## What is required
Restate the records that follow word for word; no pictures should appear.

## Available data
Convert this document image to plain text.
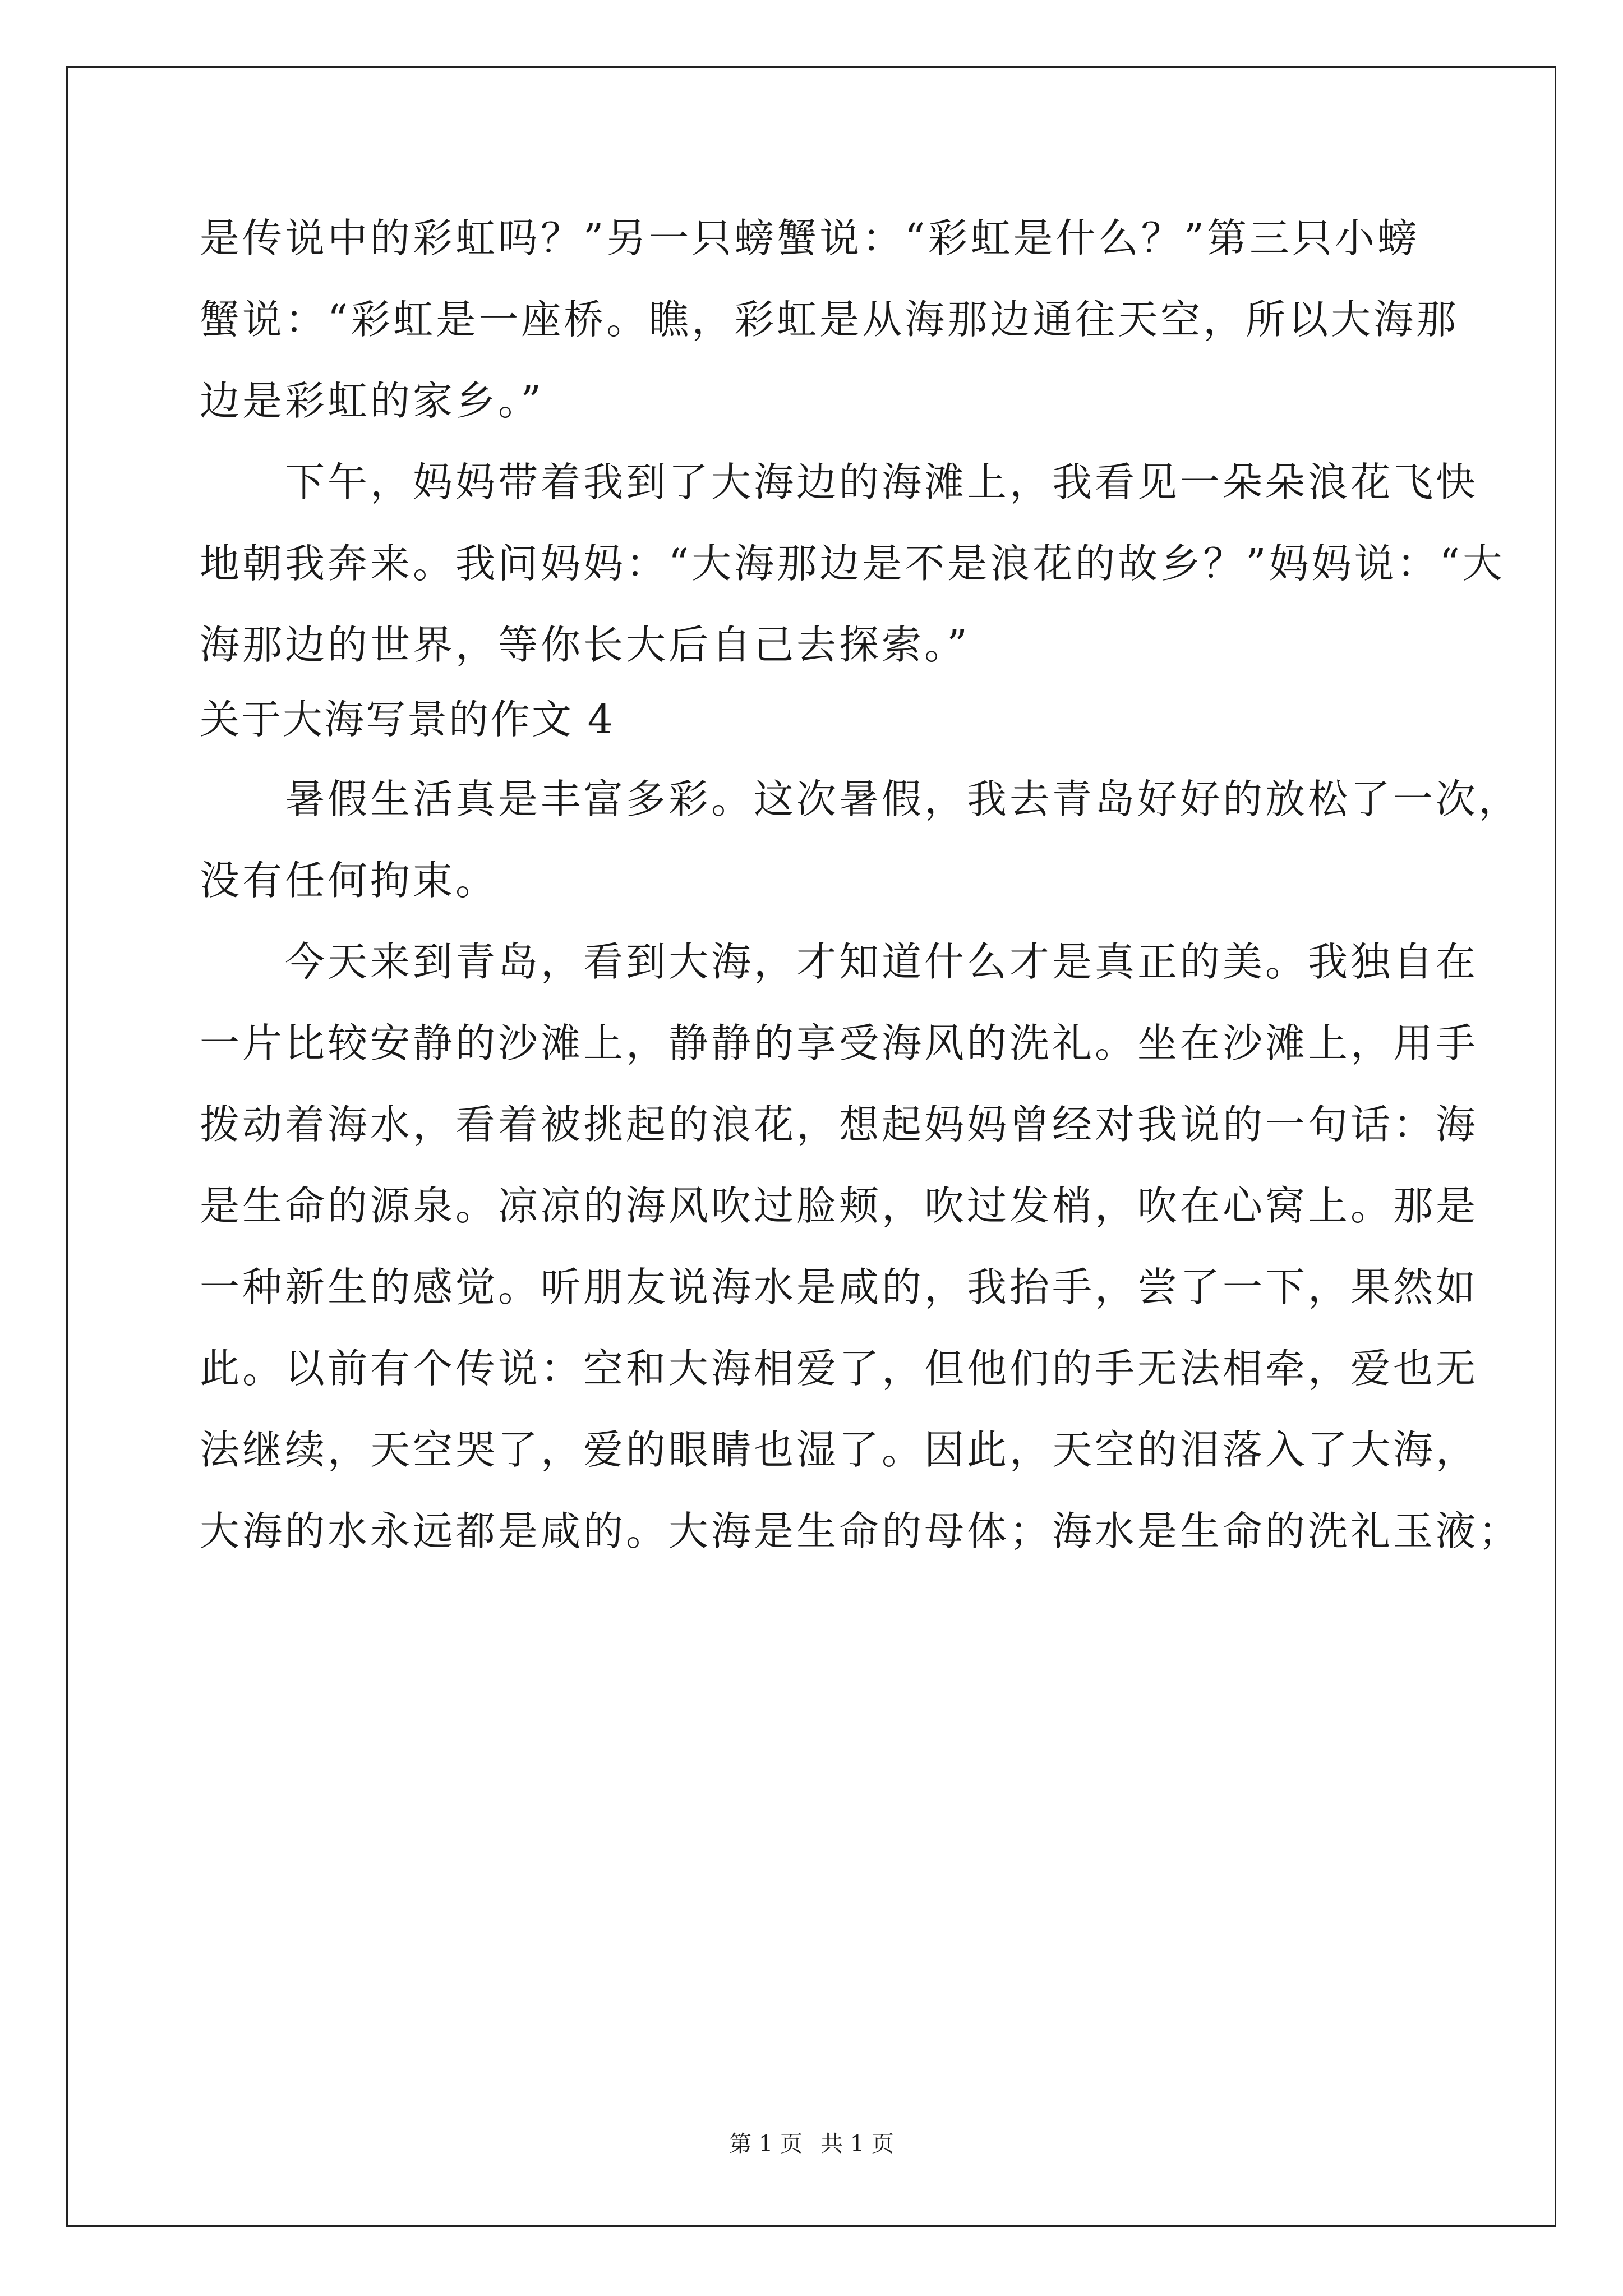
是传说中的彩虹吗？”另一只螃蟹说：“彩虹是什么？”第三只小螃
蟹说：“彩虹是一座桥。瞧，彩虹是从海那边通往天空，所以大海那
边是彩虹的家乡。”
　　下午，妈妈带着我到了大海边的海滩上，我看见一朵朵浪花飞快
地朝我奔来。我问妈妈：“大海那边是不是浪花的故乡？”妈妈说：“大
海那边的世界，等你长大后自己去探索。”
关于大海写景的作文 4
　　暑假生活真是丰富多彩。这次暑假，我去青岛好好的放松了一次，
没有任何拘束。
　　今天来到青岛，看到大海，才知道什么才是真正的美。我独自在
一片比较安静的沙滩上，静静的享受海风的洗礼。坐在沙滩上，用手
拨动着海水，看着被挑起的浪花，想起妈妈曾经对我说的一句话：海
是生命的源泉。凉凉的海风吹过脸颊，吹过发梢，吹在心窝上。那是
一种新生的感觉。听朋友说海水是咸的，我抬手，尝了一下，果然如
此。以前有个传说：空和大海相爱了，但他们的手无法相牵，爱也无
法继续，天空哭了，爱的眼睛也湿了。因此，天空的泪落入了大海，
大海的水永远都是咸的。大海是生命的母体；海水是生命的洗礼玉液；
第 1 页 共 1 页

## Response
Convert this document image to plain text.
是传说中的彩虹吗？”另一只螃蟹说：“彩虹是什么？”第三只小螃
蟹说：“彩虹是一座桥。瞧，彩虹是从海那边通往天空，所以大海那
边是彩虹的家乡。”
　　下午，妈妈带着我到了大海边的海滩上，我看见一朵朵浪花飞快
地朝我奔来。我问妈妈：“大海那边是不是浪花的故乡？”妈妈说：“大
海那边的世界，等你长大后自己去探索。”
关于大海写景的作文 4
　　暑假生活真是丰富多彩。这次暑假，我去青岛好好的放松了一次，
没有任何拘束。
　　今天来到青岛，看到大海，才知道什么才是真正的美。我独自在
一片比较安静的沙滩上，静静的享受海风的洗礼。坐在沙滩上，用手
拨动着海水，看着被挑起的浪花，想起妈妈曾经对我说的一句话：海
是生命的源泉。凉凉的海风吹过脸颊，吹过发梢，吹在心窝上。那是
一种新生的感觉。听朋友说海水是咸的，我抬手，尝了一下，果然如
此。以前有个传说：空和大海相爱了，但他们的手无法相牵，爱也无
法继续，天空哭了，爱的眼睛也湿了。因此，天空的泪落入了大海，
大海的水永远都是咸的。大海是生命的母体；海水是生命的洗礼玉液；
第 1 页 共 1 页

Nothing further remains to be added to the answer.